Records from a dataset:
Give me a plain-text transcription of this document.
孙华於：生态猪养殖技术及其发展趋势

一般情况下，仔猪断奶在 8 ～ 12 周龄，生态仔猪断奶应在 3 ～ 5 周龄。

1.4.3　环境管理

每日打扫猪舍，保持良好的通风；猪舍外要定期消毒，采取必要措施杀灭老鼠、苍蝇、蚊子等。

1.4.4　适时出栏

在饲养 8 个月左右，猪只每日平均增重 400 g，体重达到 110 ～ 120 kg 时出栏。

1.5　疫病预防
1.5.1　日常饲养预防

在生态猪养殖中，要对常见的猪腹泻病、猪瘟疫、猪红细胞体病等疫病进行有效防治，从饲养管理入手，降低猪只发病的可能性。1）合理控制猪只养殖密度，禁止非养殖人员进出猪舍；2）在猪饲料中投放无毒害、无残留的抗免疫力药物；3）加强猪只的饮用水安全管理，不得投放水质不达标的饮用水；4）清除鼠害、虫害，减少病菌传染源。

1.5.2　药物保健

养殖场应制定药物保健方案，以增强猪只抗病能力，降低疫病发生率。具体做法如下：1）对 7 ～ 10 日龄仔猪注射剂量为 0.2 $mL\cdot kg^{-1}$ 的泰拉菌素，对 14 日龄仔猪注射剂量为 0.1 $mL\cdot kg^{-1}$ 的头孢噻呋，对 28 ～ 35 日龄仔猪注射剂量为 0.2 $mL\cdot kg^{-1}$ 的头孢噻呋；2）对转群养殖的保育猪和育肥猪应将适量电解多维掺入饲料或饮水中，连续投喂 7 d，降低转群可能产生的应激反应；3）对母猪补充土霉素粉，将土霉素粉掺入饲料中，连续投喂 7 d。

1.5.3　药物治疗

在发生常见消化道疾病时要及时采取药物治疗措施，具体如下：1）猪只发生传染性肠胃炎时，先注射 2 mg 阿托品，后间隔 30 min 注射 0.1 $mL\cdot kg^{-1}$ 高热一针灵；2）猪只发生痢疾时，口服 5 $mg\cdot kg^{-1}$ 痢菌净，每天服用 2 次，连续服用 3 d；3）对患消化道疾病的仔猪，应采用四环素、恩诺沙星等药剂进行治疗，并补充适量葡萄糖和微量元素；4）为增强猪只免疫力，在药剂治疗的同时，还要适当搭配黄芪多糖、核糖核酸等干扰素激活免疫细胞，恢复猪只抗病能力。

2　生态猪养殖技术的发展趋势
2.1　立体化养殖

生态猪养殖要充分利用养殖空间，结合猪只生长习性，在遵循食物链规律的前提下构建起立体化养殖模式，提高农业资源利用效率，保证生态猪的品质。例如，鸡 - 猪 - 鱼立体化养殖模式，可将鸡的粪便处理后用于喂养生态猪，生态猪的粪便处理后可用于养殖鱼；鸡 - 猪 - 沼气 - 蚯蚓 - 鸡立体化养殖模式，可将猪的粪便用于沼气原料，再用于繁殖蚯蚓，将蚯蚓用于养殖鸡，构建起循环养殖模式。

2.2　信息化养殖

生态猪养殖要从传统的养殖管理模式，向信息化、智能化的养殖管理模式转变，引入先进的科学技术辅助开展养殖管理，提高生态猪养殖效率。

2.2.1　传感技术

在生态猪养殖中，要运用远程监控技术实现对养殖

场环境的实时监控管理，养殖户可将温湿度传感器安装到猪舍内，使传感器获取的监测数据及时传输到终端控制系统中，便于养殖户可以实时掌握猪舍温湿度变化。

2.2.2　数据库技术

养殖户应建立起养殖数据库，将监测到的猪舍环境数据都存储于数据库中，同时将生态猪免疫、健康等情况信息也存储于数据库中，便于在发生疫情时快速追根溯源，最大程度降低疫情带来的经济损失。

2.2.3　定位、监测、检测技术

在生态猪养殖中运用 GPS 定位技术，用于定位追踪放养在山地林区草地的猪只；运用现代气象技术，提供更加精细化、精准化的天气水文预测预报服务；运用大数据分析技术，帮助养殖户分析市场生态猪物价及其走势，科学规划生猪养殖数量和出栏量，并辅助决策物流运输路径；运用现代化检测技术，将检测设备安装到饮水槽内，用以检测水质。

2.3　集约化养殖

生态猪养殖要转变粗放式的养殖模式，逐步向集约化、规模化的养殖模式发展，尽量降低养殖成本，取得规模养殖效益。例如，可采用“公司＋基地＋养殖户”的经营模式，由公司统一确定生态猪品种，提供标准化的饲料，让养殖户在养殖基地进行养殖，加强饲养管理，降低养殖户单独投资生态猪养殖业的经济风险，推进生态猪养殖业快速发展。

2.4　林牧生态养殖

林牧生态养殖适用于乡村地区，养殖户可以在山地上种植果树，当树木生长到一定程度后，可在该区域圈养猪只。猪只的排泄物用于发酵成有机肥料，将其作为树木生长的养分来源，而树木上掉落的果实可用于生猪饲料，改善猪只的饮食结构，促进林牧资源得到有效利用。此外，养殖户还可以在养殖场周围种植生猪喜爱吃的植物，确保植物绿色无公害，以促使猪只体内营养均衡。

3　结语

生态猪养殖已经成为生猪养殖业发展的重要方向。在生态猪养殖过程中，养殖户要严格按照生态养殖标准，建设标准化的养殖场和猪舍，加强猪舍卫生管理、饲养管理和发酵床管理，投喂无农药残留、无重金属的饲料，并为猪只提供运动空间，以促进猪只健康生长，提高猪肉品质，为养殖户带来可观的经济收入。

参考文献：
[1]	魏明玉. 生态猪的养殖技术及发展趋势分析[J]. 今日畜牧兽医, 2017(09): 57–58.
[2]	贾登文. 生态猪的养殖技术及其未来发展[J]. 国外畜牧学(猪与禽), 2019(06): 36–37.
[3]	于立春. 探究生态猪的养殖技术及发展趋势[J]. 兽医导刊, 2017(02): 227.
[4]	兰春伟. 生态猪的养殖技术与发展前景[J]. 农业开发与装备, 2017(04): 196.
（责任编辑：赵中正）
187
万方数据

* **WRITTEN EXERCISE**: Only lines holding the string "cdot" are wanted; gather each one from the entries above.

* **PROBLEM SOLUTION**:
养殖场应制定药物保健方案，以增强猪只抗病能力，降低疫病发生率。具体做法如下：1）对 7 ～ 10 日龄仔猪注射剂量为 0.2 $mL\cdot kg^{-1}$ 的泰拉菌素，对 14 日龄仔猪注射剂量为 0.1 $mL\cdot kg^{-1}$ 的头孢噻呋，对 28 ～ 35 日龄仔猪注射剂量为 0.2 $mL\cdot kg^{-1}$ 的头孢噻呋；2）对转群养殖的保育猪和育肥猪应将适量电解多维掺入饲料或饮水中，连续投喂 7 d，降低转群可能产生的应激反应；3）对母猪补充土霉素粉，将土霉素粉掺入饲料中，连续投喂 7 d。
在发生常见消化道疾病时要及时采取药物治疗措施，具体如下：1）猪只发生传染性肠胃炎时，先注射 2 mg 阿托品，后间隔 30 min 注射 0.1 $mL\cdot kg^{-1}$ 高热一针灵；2）猪只发生痢疾时，口服 5 $mg\cdot kg^{-1}$ 痢菌净，每天服用 2 次，连续服用 3 d；3）对患消化道疾病的仔猪，应采用四环素、恩诺沙星等药剂进行治疗，并补充适量葡萄糖和微量元素；4）为增强猪只免疫力，在药剂治疗的同时，还要适当搭配黄芪多糖、核糖核酸等干扰素激活免疫细胞，恢复猪只抗病能力。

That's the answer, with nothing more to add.